* Exercise objective *
Keyword search on "presentation": report each line of the records that contains it.

* Information shown *
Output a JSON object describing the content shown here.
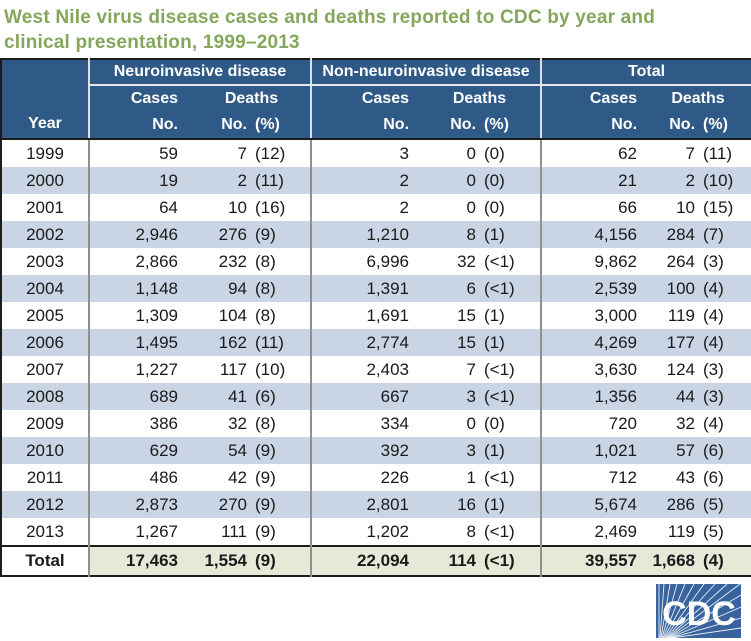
{
  "title": {
    "line1": "West Nile virus disease cases and deaths reported to CDC by year and",
    "line2": "clinical presentation, 1999–2013"
  },
  "colors": {
    "title_green": "#84a75c",
    "header_blue": "#2f5a87",
    "alt_row": "#c9d4e5",
    "total_row_bg": "#e6e9d8",
    "logo_blue": "#38639c"
  },
  "header": {
    "year": "Year",
    "groups": [
      {
        "label": "Neuroinvasive disease"
      },
      {
        "label": "Non-neuroinvasive disease"
      },
      {
        "label": "Total"
      }
    ],
    "cases": "Cases",
    "deaths": "Deaths",
    "no": "No.",
    "pct": "(%)"
  },
  "logo": {
    "text": "CDC"
  },
  "chart_data": {
    "type": "table",
    "title": "West Nile virus disease cases and deaths reported to CDC by year and clinical presentation, 1999–2013",
    "columns": [
      "Year",
      "Neuroinvasive disease Cases No.",
      "Neuroinvasive disease Deaths No. (%)",
      "Non-neuroinvasive disease Cases No.",
      "Non-neuroinvasive disease Deaths No. (%)",
      "Total Cases No.",
      "Total Deaths No. (%)"
    ],
    "rows": [
      {
        "year": "1999",
        "neuro": {
          "cases": "59",
          "deaths": "7",
          "pct": "(12)"
        },
        "non_neuro": {
          "cases": "3",
          "deaths": "0",
          "pct": "(0)"
        },
        "total": {
          "cases": "62",
          "deaths": "7",
          "pct": "(11)"
        }
      },
      {
        "year": "2000",
        "neuro": {
          "cases": "19",
          "deaths": "2",
          "pct": "(11)"
        },
        "non_neuro": {
          "cases": "2",
          "deaths": "0",
          "pct": "(0)"
        },
        "total": {
          "cases": "21",
          "deaths": "2",
          "pct": "(10)"
        }
      },
      {
        "year": "2001",
        "neuro": {
          "cases": "64",
          "deaths": "10",
          "pct": "(16)"
        },
        "non_neuro": {
          "cases": "2",
          "deaths": "0",
          "pct": "(0)"
        },
        "total": {
          "cases": "66",
          "deaths": "10",
          "pct": "(15)"
        }
      },
      {
        "year": "2002",
        "neuro": {
          "cases": "2,946",
          "deaths": "276",
          "pct": "(9)"
        },
        "non_neuro": {
          "cases": "1,210",
          "deaths": "8",
          "pct": "(1)"
        },
        "total": {
          "cases": "4,156",
          "deaths": "284",
          "pct": "(7)"
        }
      },
      {
        "year": "2003",
        "neuro": {
          "cases": "2,866",
          "deaths": "232",
          "pct": "(8)"
        },
        "non_neuro": {
          "cases": "6,996",
          "deaths": "32",
          "pct": "(<1)"
        },
        "total": {
          "cases": "9,862",
          "deaths": "264",
          "pct": "(3)"
        }
      },
      {
        "year": "2004",
        "neuro": {
          "cases": "1,148",
          "deaths": "94",
          "pct": "(8)"
        },
        "non_neuro": {
          "cases": "1,391",
          "deaths": "6",
          "pct": "(<1)"
        },
        "total": {
          "cases": "2,539",
          "deaths": "100",
          "pct": "(4)"
        }
      },
      {
        "year": "2005",
        "neuro": {
          "cases": "1,309",
          "deaths": "104",
          "pct": "(8)"
        },
        "non_neuro": {
          "cases": "1,691",
          "deaths": "15",
          "pct": "(1)"
        },
        "total": {
          "cases": "3,000",
          "deaths": "119",
          "pct": "(4)"
        }
      },
      {
        "year": "2006",
        "neuro": {
          "cases": "1,495",
          "deaths": "162",
          "pct": "(11)"
        },
        "non_neuro": {
          "cases": "2,774",
          "deaths": "15",
          "pct": "(1)"
        },
        "total": {
          "cases": "4,269",
          "deaths": "177",
          "pct": "(4)"
        }
      },
      {
        "year": "2007",
        "neuro": {
          "cases": "1,227",
          "deaths": "117",
          "pct": "(10)"
        },
        "non_neuro": {
          "cases": "2,403",
          "deaths": "7",
          "pct": "(<1)"
        },
        "total": {
          "cases": "3,630",
          "deaths": "124",
          "pct": "(3)"
        }
      },
      {
        "year": "2008",
        "neuro": {
          "cases": "689",
          "deaths": "41",
          "pct": "(6)"
        },
        "non_neuro": {
          "cases": "667",
          "deaths": "3",
          "pct": "(<1)"
        },
        "total": {
          "cases": "1,356",
          "deaths": "44",
          "pct": "(3)"
        }
      },
      {
        "year": "2009",
        "neuro": {
          "cases": "386",
          "deaths": "32",
          "pct": "(8)"
        },
        "non_neuro": {
          "cases": "334",
          "deaths": "0",
          "pct": "(0)"
        },
        "total": {
          "cases": "720",
          "deaths": "32",
          "pct": "(4)"
        }
      },
      {
        "year": "2010",
        "neuro": {
          "cases": "629",
          "deaths": "54",
          "pct": "(9)"
        },
        "non_neuro": {
          "cases": "392",
          "deaths": "3",
          "pct": "(1)"
        },
        "total": {
          "cases": "1,021",
          "deaths": "57",
          "pct": "(6)"
        }
      },
      {
        "year": "2011",
        "neuro": {
          "cases": "486",
          "deaths": "42",
          "pct": "(9)"
        },
        "non_neuro": {
          "cases": "226",
          "deaths": "1",
          "pct": "(<1)"
        },
        "total": {
          "cases": "712",
          "deaths": "43",
          "pct": "(6)"
        }
      },
      {
        "year": "2012",
        "neuro": {
          "cases": "2,873",
          "deaths": "270",
          "pct": "(9)"
        },
        "non_neuro": {
          "cases": "2,801",
          "deaths": "16",
          "pct": "(1)"
        },
        "total": {
          "cases": "5,674",
          "deaths": "286",
          "pct": "(5)"
        }
      },
      {
        "year": "2013",
        "neuro": {
          "cases": "1,267",
          "deaths": "111",
          "pct": "(9)"
        },
        "non_neuro": {
          "cases": "1,202",
          "deaths": "8",
          "pct": "(<1)"
        },
        "total": {
          "cases": "2,469",
          "deaths": "119",
          "pct": "(5)"
        }
      }
    ],
    "total_row": {
      "label": "Total",
      "neuro": {
        "cases": "17,463",
        "deaths": "1,554",
        "pct": "(9)"
      },
      "non_neuro": {
        "cases": "22,094",
        "deaths": "114",
        "pct": "(<1)"
      },
      "total": {
        "cases": "39,557",
        "deaths": "1,668",
        "pct": "(4)"
      }
    }
  }
}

* Exercise output *
    "line2": "clinical presentation, 1999–2013"
    "title": "West Nile virus disease cases and deaths reported to CDC by year and clinical presentation, 1999–2013",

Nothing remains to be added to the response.